▶ **PROBLEM TO WORK ON**
Starting from the line that contains "What's the underlying", reproduce each line exactly through the end of the material, and include no other lines.

[Excerpts from a figure dataset]

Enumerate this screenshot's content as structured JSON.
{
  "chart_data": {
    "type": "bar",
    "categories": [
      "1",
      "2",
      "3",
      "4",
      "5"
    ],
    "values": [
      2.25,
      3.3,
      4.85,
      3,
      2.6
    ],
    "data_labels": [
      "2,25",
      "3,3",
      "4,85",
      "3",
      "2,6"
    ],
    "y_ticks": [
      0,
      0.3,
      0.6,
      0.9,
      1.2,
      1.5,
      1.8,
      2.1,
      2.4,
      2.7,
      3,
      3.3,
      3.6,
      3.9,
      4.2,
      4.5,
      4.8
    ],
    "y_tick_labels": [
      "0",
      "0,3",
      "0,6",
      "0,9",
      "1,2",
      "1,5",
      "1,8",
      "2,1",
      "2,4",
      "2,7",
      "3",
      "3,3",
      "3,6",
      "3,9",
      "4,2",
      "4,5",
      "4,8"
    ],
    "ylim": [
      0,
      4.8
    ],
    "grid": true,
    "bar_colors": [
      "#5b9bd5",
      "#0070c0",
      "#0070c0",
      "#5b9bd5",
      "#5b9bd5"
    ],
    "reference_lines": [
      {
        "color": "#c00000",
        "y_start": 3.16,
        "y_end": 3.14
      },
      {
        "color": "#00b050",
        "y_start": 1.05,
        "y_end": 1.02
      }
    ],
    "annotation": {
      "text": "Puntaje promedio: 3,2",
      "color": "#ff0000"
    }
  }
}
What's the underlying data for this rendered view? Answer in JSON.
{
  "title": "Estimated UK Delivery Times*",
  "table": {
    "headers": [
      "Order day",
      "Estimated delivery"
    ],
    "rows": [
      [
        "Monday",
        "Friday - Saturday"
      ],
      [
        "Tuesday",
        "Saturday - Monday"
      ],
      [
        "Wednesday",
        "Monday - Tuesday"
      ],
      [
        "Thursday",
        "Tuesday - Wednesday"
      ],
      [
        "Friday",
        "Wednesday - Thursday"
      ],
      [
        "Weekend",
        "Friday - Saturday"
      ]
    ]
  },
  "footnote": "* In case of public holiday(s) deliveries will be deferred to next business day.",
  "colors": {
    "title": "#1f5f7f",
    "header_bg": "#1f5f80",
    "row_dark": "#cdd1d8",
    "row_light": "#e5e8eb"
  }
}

▶ **RESULT BELOW**
What's the underlying data for this rendered view? Answer in JSON.
{
  "title": "Estimated UK Delivery Times*",
  "table": {
    "headers": [
      "Order day",
      "Estimated delivery"
    ],
    "rows": [
      [
        "Monday",
        "Friday - Saturday"
      ],
      [
        "Tuesday",
        "Saturday - Monday"
      ],
      [
        "Wednesday",
        "Monday - Tuesday"
      ],
      [
        "Thursday",
        "Tuesday - Wednesday"
      ],
      [
        "Friday",
        "Wednesday - Thursday"
      ],
      [
        "Weekend",
        "Friday - Saturday"
      ]
    ]
  },
  "footnote": "* In case of public holiday(s) deliveries will be deferred to next business day.",
  "colors": {
    "title": "#1f5f7f",
    "header_bg": "#1f5f80",
    "row_dark": "#cdd1d8",
    "row_light": "#e5e8eb"
  }
}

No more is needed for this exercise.